Set exercise: Only a number is wanted: how many lines in these records contain the word "Appl"?

Exercise input:
Start
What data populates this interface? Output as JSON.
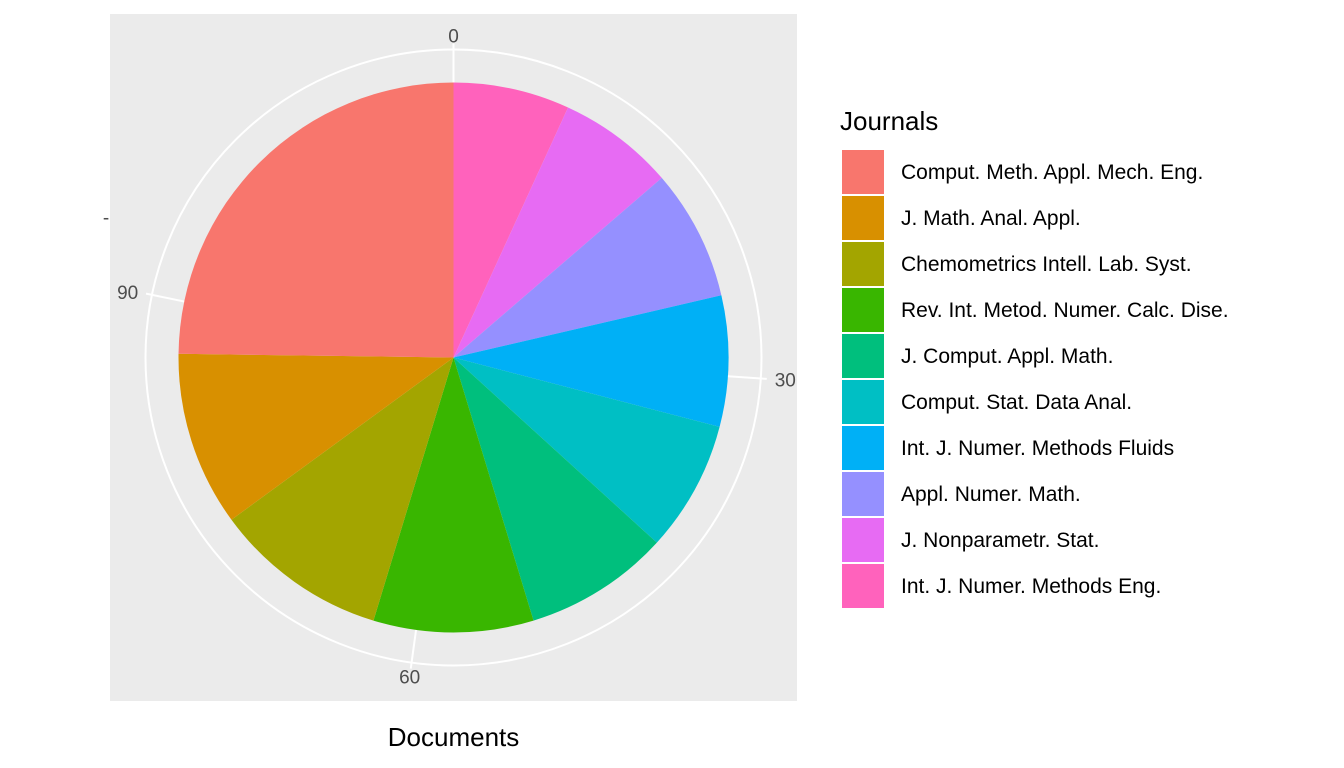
{
  "chart_data": {
    "type": "pie",
    "xlabel": "Documents",
    "ylabel": "",
    "y_tick_label": "-",
    "legend_title": "Journals",
    "legend_position": "right",
    "angular_axis": {
      "min": 0,
      "max": 115,
      "ticks": [
        0,
        30,
        60,
        90
      ]
    },
    "grid": true,
    "panel_background": "#ebebeb",
    "categories": [
      "Comput. Meth. Appl. Mech. Eng.",
      "J. Math. Anal. Appl.",
      "Chemometrics Intell. Lab. Syst.",
      "Rev. Int. Metod. Numer. Calc. Dise.",
      "J. Comput. Appl. Math.",
      "Comput. Stat. Data Anal.",
      "Int. J. Numer. Methods Fluids",
      "Appl. Numer. Math.",
      "J. Nonparametr. Stat.",
      "Int. J. Numer. Methods Eng."
    ],
    "values": [
      29,
      12,
      12,
      11,
      10,
      9,
      9,
      9,
      8,
      8
    ],
    "colors": [
      "#F8766D",
      "#D89000",
      "#A3A500",
      "#39B600",
      "#00BF7D",
      "#00BFC4",
      "#00B0F6",
      "#9590FF",
      "#E76BF3",
      "#FF62BC"
    ]
  }
}
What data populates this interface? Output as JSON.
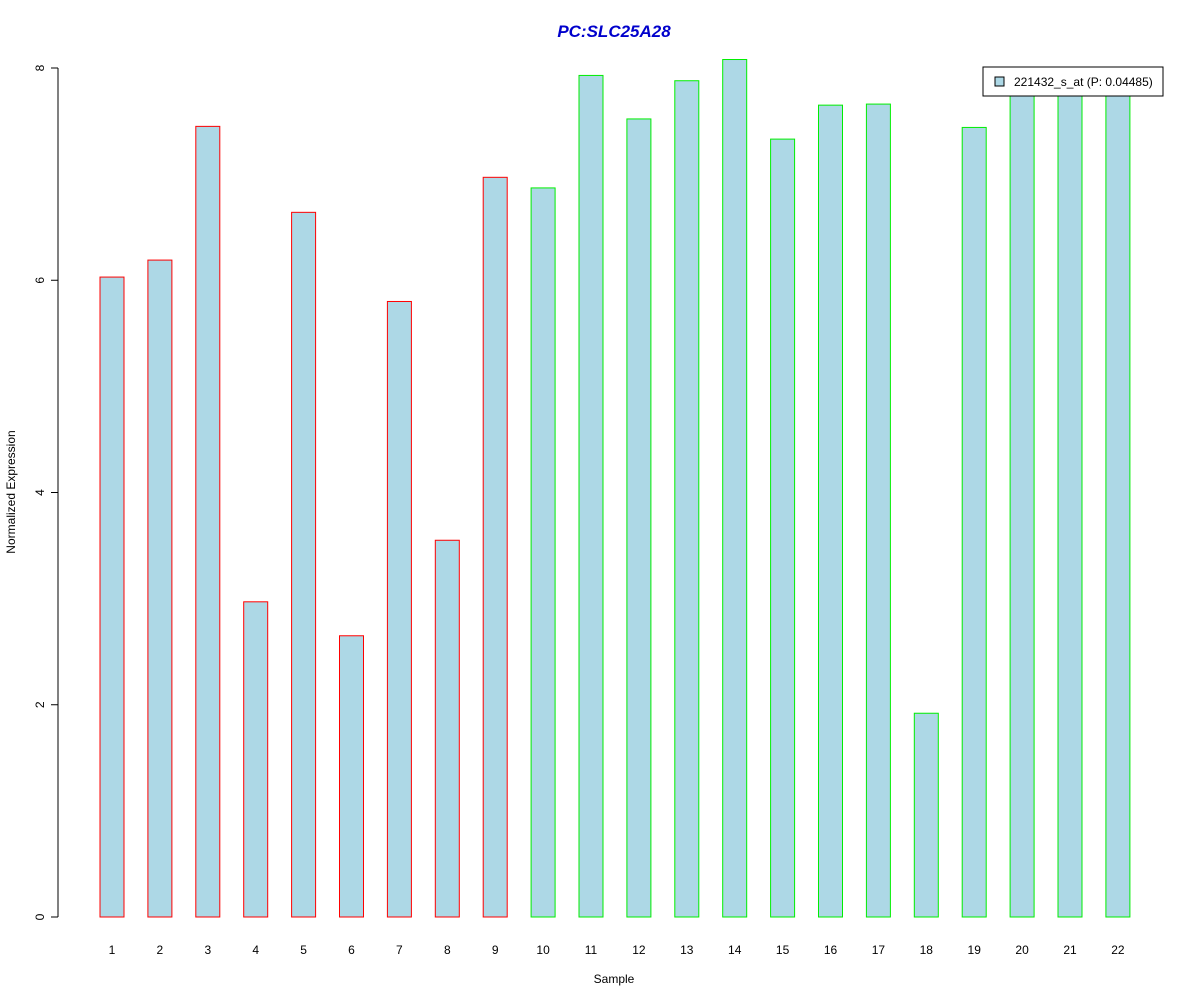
{
  "chart_data": {
    "type": "bar",
    "title": "PC:SLC25A28",
    "xlabel": "Sample",
    "ylabel": "Normalized Expression",
    "ylim": [
      0,
      8
    ],
    "yticks": [
      "0",
      "2",
      "4",
      "6",
      "8"
    ],
    "grid": false,
    "legend_position": "top-right",
    "categories": [
      "1",
      "2",
      "3",
      "4",
      "5",
      "6",
      "7",
      "8",
      "9",
      "10",
      "11",
      "12",
      "13",
      "14",
      "15",
      "16",
      "17",
      "18",
      "19",
      "20",
      "21",
      "22"
    ],
    "series": [
      {
        "name": "221432_s_at (P: 0.04485)",
        "values": [
          6.03,
          6.19,
          7.45,
          2.97,
          6.64,
          2.65,
          5.8,
          3.55,
          6.97,
          6.87,
          7.93,
          7.52,
          7.88,
          8.08,
          7.33,
          7.65,
          7.66,
          1.92,
          7.44,
          7.76,
          7.76,
          7.76
        ],
        "groups": [
          "a",
          "a",
          "a",
          "a",
          "a",
          "a",
          "a",
          "a",
          "a",
          "b",
          "b",
          "b",
          "b",
          "b",
          "b",
          "b",
          "b",
          "b",
          "b",
          "b",
          "b",
          "b"
        ]
      }
    ],
    "colors": {
      "title": "#0000cc",
      "bar_fill": "#add8e6",
      "group_a_border": "#ff0000",
      "group_b_border": "#00ee00",
      "axis": "#000000"
    }
  }
}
End
Correct output: 4